Saved data entries:
--------------------------------------------------
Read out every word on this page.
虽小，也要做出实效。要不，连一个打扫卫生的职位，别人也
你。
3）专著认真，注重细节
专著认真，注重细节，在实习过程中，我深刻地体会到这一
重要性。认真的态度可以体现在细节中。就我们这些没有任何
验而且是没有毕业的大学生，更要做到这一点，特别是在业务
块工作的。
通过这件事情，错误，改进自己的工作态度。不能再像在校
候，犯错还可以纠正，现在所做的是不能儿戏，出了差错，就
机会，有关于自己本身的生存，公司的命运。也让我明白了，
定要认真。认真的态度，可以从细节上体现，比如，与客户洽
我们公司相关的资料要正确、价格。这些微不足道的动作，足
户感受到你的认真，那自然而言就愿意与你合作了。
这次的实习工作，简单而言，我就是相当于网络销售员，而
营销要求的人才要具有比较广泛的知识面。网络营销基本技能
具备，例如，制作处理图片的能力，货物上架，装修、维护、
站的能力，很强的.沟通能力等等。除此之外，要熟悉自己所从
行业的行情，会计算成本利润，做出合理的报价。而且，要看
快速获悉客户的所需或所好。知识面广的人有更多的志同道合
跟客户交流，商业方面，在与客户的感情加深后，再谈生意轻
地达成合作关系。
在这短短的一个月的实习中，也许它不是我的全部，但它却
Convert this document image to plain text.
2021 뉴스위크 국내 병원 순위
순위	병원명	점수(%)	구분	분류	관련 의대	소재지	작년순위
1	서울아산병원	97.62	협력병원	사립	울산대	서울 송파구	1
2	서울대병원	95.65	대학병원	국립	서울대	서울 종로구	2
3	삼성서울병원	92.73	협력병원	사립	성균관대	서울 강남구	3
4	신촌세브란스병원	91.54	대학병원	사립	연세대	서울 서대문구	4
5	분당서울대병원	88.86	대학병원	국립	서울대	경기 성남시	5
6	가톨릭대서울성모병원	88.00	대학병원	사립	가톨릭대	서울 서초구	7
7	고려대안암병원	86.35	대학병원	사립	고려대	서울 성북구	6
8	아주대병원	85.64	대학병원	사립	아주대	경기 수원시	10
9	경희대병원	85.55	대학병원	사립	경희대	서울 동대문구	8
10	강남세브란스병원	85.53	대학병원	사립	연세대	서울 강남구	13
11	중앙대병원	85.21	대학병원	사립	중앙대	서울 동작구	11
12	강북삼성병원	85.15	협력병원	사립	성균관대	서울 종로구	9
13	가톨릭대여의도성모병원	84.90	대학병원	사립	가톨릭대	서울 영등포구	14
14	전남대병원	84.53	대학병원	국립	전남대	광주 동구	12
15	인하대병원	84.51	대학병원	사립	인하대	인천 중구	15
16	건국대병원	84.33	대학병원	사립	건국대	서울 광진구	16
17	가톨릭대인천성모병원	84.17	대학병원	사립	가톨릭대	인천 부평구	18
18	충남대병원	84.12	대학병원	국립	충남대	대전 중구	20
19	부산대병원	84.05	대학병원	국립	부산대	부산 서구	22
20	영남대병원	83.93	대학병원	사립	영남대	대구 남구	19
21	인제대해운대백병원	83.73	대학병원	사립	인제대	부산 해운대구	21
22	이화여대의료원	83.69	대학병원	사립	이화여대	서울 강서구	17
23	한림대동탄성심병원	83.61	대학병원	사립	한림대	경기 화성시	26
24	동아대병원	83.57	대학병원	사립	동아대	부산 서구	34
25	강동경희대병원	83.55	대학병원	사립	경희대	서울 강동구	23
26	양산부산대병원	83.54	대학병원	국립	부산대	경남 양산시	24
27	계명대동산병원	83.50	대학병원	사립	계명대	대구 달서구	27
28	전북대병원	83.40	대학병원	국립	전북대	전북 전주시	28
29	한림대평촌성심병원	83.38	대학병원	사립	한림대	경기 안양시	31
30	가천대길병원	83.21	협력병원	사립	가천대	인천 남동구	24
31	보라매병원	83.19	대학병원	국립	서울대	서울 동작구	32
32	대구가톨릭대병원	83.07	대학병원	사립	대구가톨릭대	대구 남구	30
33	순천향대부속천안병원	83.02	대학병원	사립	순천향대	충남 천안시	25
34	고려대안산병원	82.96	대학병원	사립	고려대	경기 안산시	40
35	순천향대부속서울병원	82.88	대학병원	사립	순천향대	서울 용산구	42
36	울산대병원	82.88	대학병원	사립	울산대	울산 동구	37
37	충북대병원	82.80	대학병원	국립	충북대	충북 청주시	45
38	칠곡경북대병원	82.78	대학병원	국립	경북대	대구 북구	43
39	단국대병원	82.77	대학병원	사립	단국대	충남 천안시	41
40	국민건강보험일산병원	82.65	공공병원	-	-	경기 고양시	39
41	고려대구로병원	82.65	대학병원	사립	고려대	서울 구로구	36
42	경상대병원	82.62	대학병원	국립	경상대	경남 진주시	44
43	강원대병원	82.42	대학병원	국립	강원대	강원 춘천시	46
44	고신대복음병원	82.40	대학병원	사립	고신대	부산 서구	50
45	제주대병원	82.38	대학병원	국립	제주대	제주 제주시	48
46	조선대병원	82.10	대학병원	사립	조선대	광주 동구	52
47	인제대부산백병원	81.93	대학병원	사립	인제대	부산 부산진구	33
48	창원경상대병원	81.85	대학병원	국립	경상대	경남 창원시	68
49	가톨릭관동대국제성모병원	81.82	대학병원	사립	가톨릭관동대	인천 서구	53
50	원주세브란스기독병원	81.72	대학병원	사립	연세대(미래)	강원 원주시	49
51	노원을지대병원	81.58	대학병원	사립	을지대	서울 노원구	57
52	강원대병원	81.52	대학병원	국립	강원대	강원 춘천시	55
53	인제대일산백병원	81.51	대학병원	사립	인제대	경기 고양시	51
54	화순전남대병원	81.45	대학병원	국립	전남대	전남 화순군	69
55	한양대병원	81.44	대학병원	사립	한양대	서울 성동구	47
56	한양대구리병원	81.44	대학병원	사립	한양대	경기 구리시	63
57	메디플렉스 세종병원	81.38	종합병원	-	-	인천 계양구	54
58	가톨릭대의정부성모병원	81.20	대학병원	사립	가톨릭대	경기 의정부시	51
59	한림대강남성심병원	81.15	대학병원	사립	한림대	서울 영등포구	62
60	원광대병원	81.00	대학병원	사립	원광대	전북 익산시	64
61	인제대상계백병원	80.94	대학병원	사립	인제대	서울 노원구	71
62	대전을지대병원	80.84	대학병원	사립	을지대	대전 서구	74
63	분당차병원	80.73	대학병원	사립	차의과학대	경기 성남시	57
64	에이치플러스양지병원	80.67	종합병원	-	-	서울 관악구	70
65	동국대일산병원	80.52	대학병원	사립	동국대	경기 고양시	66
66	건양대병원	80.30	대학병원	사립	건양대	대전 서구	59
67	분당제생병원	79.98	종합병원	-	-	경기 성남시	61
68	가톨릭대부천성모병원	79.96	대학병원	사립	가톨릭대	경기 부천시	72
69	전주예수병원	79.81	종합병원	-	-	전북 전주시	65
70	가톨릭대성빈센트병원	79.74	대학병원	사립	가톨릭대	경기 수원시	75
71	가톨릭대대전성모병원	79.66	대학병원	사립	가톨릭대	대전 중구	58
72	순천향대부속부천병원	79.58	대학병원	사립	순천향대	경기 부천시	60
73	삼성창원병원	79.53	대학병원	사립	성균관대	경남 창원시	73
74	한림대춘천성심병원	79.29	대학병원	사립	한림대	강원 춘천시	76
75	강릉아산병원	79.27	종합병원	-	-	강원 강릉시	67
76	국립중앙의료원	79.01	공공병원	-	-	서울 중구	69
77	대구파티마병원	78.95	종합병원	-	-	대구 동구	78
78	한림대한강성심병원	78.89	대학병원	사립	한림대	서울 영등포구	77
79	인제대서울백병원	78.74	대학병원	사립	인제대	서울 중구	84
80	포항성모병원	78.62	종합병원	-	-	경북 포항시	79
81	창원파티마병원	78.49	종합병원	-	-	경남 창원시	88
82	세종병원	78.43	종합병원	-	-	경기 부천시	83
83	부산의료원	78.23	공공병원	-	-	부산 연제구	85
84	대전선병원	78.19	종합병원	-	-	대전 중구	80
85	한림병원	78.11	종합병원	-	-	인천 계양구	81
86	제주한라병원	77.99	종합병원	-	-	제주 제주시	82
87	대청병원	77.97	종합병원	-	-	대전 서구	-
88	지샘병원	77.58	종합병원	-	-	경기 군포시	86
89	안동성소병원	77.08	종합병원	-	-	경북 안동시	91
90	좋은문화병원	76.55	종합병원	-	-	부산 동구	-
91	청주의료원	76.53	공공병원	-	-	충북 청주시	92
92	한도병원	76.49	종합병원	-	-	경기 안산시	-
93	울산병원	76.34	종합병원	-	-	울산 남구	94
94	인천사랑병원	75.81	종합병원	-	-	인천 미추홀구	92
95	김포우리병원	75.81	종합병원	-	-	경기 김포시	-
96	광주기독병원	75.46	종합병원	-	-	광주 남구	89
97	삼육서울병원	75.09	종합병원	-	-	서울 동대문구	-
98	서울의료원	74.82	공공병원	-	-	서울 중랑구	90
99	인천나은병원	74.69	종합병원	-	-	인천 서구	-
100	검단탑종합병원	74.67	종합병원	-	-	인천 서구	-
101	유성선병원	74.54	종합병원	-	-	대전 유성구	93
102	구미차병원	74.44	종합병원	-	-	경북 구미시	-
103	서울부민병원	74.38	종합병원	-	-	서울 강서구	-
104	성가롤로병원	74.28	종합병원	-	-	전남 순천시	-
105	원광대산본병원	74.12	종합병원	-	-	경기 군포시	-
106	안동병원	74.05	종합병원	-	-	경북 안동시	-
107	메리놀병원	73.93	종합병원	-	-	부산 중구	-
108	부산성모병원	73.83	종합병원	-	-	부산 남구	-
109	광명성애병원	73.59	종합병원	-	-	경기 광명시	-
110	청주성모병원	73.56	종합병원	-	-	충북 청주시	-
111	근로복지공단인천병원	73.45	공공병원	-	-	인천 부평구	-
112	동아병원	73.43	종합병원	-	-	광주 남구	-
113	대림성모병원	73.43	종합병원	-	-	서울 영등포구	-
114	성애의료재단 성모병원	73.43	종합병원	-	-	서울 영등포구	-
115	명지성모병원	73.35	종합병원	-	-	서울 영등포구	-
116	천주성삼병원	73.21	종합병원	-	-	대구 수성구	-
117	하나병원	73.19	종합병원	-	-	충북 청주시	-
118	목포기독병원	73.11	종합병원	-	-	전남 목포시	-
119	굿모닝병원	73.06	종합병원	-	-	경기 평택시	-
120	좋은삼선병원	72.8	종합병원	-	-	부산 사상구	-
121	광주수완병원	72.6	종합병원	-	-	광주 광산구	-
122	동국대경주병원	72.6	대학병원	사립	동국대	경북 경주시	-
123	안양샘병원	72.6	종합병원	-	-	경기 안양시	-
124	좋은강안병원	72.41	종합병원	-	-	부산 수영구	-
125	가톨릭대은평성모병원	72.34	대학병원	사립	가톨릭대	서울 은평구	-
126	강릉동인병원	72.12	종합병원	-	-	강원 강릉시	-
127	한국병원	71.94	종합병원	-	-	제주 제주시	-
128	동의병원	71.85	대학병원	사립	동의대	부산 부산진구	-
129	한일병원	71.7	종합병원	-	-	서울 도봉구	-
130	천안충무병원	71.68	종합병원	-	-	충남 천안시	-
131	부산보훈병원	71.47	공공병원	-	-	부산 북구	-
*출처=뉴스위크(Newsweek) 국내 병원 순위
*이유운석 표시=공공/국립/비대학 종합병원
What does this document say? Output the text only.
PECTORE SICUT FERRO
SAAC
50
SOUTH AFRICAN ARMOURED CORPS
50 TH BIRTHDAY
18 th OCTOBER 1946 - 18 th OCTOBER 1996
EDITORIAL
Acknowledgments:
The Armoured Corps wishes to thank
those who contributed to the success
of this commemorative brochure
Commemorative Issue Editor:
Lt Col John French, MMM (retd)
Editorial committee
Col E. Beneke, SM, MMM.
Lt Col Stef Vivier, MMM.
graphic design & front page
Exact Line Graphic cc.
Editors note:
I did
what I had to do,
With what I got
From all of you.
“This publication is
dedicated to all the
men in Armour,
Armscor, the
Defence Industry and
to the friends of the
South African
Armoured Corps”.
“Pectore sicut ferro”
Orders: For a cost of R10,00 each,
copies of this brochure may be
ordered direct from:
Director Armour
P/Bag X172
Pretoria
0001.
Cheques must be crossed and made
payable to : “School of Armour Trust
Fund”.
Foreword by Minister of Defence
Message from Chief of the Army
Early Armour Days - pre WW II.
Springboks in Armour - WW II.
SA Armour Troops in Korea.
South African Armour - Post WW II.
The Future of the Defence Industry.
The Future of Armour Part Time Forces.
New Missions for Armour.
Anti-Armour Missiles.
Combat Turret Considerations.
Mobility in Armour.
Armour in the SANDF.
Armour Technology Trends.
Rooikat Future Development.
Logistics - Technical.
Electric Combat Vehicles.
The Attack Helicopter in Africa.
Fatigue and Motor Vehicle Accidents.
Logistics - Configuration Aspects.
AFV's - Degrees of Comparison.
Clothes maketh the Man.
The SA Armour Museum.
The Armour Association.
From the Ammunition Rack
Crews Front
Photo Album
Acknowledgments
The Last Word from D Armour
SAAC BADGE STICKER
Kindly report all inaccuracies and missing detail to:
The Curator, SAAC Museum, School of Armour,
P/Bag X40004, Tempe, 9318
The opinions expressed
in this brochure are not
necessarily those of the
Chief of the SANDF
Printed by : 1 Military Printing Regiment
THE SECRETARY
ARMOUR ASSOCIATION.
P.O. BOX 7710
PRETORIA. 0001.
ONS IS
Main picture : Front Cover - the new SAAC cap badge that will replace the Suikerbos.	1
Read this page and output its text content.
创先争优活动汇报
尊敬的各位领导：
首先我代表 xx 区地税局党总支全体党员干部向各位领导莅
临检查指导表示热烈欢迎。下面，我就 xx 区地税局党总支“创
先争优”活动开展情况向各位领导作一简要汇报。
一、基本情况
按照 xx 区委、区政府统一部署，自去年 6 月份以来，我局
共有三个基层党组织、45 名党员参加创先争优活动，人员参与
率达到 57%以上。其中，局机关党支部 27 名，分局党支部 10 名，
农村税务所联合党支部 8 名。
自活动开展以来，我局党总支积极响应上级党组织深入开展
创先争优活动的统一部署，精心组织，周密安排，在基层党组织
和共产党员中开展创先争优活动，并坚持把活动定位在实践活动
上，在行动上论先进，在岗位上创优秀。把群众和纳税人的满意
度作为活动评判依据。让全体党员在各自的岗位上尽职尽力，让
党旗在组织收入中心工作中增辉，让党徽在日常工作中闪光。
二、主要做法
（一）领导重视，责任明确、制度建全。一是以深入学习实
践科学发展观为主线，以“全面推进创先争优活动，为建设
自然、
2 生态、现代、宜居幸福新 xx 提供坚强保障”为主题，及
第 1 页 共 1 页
--------------------------------------------------
**DIRECTIONS FOR THIS TASK:** Take every line that includes the string "Read" and copy it.

**ANSWER IN FULL:**
Read out every word on this page.
Read this page and output its text content.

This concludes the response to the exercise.